__SUPPLIED MATERIAL__.
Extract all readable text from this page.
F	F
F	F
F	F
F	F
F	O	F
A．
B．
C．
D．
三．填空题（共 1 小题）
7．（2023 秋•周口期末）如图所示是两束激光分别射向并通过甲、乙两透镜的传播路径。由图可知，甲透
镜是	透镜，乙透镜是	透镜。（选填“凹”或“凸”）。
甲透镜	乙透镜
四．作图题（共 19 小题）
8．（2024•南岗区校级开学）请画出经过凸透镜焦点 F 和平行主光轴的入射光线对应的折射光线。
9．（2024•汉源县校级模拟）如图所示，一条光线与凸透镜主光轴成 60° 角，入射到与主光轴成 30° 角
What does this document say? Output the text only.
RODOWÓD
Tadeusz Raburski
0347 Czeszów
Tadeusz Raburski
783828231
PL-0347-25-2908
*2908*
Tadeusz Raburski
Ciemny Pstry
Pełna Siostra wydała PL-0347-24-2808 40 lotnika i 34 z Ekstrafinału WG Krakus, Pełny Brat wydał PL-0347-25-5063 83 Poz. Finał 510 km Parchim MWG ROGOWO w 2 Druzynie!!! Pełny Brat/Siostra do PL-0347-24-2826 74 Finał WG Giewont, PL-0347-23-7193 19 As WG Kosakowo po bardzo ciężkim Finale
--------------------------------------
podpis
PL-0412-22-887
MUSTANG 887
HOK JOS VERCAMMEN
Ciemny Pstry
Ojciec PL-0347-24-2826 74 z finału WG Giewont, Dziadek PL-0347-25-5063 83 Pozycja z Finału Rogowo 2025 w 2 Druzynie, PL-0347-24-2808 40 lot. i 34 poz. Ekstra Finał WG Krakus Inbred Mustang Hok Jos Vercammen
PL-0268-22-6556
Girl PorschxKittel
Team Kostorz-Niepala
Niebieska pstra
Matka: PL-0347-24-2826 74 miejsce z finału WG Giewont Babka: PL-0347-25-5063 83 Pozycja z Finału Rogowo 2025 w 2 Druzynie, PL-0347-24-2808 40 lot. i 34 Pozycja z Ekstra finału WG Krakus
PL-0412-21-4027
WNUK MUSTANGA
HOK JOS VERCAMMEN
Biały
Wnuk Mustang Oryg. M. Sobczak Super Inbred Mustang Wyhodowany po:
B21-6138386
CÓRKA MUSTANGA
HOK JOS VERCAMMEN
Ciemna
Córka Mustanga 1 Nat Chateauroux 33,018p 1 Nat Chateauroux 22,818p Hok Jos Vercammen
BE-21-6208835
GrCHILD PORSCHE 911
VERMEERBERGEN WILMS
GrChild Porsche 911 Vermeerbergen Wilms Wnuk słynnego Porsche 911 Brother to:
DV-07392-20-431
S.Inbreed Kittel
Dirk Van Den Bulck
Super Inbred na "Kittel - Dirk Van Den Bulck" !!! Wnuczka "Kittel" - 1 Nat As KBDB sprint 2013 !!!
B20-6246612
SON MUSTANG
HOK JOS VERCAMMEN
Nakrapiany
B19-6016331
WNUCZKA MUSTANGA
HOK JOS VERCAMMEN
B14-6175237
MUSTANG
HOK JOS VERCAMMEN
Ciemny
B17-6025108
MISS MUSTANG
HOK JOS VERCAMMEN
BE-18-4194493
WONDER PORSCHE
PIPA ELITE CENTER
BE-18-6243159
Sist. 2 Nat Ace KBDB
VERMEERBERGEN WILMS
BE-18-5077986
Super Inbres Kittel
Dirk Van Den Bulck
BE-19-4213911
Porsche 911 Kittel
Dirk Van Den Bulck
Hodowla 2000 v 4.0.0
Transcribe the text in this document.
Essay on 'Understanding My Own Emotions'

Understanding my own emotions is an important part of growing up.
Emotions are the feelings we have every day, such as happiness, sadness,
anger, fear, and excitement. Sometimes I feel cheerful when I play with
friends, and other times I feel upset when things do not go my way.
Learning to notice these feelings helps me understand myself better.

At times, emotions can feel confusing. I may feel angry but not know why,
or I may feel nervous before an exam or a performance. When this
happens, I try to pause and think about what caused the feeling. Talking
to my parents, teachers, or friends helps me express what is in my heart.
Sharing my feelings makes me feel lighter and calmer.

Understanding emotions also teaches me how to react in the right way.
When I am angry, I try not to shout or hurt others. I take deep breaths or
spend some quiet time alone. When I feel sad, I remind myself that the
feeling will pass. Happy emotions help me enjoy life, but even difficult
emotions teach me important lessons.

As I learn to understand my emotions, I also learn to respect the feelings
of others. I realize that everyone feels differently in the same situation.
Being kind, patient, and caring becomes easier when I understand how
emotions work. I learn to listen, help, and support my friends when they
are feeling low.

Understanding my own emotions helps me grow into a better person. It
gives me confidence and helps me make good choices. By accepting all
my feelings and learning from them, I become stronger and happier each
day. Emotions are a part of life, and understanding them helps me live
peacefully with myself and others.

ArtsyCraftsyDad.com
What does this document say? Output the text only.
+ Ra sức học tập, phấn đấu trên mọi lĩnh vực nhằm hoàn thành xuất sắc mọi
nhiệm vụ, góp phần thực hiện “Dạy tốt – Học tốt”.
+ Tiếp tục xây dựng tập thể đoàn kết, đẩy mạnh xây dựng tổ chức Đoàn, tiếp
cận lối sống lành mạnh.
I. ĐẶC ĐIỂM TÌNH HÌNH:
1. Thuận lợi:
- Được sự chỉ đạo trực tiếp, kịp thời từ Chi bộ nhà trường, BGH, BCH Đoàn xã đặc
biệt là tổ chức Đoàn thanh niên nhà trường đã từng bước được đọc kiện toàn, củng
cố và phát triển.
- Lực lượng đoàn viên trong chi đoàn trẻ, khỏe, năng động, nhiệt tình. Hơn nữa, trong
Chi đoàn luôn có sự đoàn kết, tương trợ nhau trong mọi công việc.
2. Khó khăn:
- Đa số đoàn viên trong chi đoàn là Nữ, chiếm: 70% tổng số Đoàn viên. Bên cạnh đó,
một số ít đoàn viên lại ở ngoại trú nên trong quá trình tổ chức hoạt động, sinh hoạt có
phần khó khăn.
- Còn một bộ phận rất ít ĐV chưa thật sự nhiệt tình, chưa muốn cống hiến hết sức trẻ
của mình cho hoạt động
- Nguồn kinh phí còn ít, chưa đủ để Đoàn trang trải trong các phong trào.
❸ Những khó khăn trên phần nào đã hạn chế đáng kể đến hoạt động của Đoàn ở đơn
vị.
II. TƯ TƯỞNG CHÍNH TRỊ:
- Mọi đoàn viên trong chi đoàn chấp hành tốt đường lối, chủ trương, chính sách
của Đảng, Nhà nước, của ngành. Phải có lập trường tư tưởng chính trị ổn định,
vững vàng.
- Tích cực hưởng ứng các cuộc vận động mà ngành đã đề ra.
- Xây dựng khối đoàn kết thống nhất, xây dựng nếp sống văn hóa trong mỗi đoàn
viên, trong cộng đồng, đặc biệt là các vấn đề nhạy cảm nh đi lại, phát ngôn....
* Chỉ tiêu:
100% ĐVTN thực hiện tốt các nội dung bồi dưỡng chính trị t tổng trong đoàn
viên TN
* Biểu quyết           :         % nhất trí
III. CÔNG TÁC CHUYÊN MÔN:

__WHAT IS ASKED__. Pick out and copy every line that contains the word "myself".

__ANSWER TO THE TASK__.
Learning to notice these feelings helps me understand myself better.
spend some quiet time alone. When I feel sad, I remind myself that the
peacefully with myself and others.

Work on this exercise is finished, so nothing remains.